-- INFORMATION GIVEN --
_ _ _ _

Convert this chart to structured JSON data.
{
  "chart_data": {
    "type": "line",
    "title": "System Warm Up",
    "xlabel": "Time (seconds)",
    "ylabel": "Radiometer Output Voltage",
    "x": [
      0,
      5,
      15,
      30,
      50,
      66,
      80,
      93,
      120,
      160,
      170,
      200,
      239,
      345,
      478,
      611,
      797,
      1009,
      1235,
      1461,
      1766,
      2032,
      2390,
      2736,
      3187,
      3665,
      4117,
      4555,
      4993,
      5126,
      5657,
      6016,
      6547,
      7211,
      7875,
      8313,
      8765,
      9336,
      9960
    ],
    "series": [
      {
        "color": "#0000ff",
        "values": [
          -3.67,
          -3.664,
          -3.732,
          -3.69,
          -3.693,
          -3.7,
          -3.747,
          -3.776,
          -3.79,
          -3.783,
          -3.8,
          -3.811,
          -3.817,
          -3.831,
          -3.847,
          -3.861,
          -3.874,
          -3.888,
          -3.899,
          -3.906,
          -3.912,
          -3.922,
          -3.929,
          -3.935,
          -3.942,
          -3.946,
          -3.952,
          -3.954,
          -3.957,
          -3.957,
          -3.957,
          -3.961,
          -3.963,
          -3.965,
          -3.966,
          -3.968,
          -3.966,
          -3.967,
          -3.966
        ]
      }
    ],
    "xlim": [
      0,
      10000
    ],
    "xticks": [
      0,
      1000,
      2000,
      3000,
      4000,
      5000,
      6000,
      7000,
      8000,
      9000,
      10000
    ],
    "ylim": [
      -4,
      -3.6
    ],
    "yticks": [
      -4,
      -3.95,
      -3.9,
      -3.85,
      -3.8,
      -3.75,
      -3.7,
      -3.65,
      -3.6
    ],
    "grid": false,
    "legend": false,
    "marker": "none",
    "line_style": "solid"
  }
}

_ _ _ _

-- WHAT IS ASKED --
Print out all the entries precisely as written.

-- SOLUTION FOR THIS TASK --
Convert this chart to structured JSON data.
{
  "chart_data": {
    "type": "line",
    "title": "System Warm Up",
    "xlabel": "Time (seconds)",
    "ylabel": "Radiometer Output Voltage",
    "x": [
      0,
      5,
      15,
      30,
      50,
      66,
      80,
      93,
      120,
      160,
      170,
      200,
      239,
      345,
      478,
      611,
      797,
      1009,
      1235,
      1461,
      1766,
      2032,
      2390,
      2736,
      3187,
      3665,
      4117,
      4555,
      4993,
      5126,
      5657,
      6016,
      6547,
      7211,
      7875,
      8313,
      8765,
      9336,
      9960
    ],
    "series": [
      {
        "color": "#0000ff",
        "values": [
          -3.67,
          -3.664,
          -3.732,
          -3.69,
          -3.693,
          -3.7,
          -3.747,
          -3.776,
          -3.79,
          -3.783,
          -3.8,
          -3.811,
          -3.817,
          -3.831,
          -3.847,
          -3.861,
          -3.874,
          -3.888,
          -3.899,
          -3.906,
          -3.912,
          -3.922,
          -3.929,
          -3.935,
          -3.942,
          -3.946,
          -3.952,
          -3.954,
          -3.957,
          -3.957,
          -3.957,
          -3.961,
          -3.963,
          -3.965,
          -3.966,
          -3.968,
          -3.966,
          -3.967,
          -3.966
        ]
      }
    ],
    "xlim": [
      0,
      10000
    ],
    "xticks": [
      0,
      1000,
      2000,
      3000,
      4000,
      5000,
      6000,
      7000,
      8000,
      9000,
      10000
    ],
    "ylim": [
      -4,
      -3.6
    ],
    "yticks": [
      -4,
      -3.95,
      -3.9,
      -3.85,
      -3.8,
      -3.75,
      -3.7,
      -3.65,
      -3.6
    ],
    "grid": false,
    "legend": false,
    "marker": "none",
    "line_style": "solid"
  }
}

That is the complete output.